** MATERIAL FOR THIS TASK **
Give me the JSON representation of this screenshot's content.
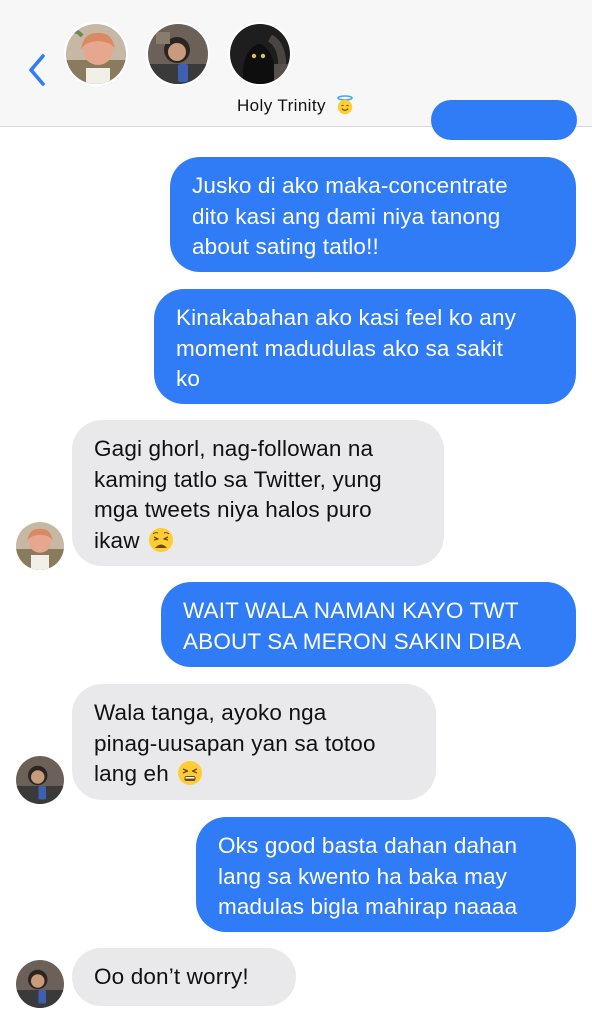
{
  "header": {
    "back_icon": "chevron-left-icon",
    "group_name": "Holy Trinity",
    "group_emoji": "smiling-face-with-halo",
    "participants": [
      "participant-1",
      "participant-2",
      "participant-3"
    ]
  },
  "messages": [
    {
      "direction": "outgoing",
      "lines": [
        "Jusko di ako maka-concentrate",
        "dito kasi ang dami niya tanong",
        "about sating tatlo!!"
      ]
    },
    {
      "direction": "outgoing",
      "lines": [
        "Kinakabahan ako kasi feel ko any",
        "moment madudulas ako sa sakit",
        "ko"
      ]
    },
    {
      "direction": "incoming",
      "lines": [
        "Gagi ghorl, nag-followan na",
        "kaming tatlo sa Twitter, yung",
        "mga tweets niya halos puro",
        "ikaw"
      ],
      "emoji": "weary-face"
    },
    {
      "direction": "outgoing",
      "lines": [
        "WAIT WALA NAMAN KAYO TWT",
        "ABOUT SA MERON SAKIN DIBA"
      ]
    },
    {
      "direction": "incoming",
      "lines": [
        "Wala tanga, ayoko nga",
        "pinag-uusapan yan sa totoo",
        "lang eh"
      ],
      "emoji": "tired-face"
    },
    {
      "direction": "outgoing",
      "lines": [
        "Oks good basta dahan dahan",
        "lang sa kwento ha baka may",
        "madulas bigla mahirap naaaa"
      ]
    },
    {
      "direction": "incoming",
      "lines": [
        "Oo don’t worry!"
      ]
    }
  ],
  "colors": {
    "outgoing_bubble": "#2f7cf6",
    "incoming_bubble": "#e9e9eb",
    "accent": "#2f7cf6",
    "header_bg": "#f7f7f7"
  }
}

==

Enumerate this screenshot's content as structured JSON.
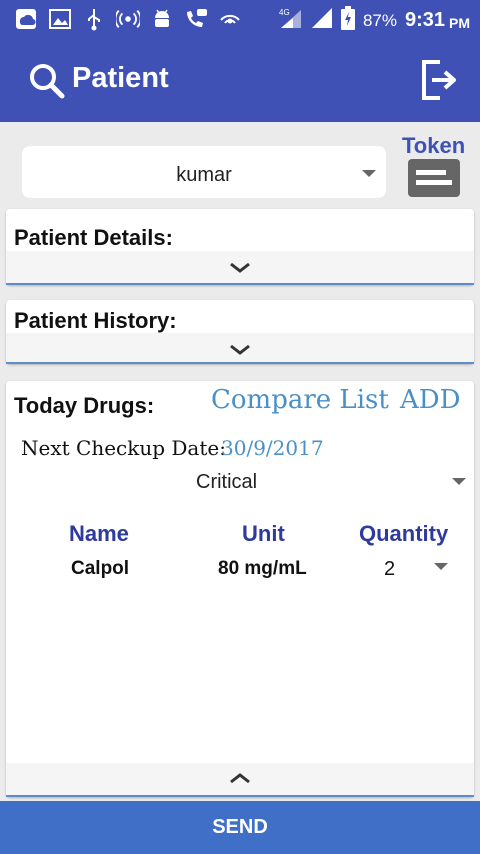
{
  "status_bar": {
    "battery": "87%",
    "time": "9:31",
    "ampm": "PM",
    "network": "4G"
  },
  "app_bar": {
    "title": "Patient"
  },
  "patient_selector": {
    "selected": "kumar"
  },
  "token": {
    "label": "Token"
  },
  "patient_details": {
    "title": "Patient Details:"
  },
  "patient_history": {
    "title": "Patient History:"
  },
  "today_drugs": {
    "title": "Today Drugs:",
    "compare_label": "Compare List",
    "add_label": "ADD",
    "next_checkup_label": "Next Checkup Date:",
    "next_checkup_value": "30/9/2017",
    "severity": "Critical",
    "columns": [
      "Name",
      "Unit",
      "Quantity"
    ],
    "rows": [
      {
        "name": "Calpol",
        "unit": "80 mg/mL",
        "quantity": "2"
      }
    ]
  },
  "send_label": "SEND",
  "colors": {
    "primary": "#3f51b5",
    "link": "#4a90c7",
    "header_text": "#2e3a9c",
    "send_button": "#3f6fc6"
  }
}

** GOAL **
Give the number of lines above that hold the word "screenshot", and nothing more.

** THE RESPONSE **
2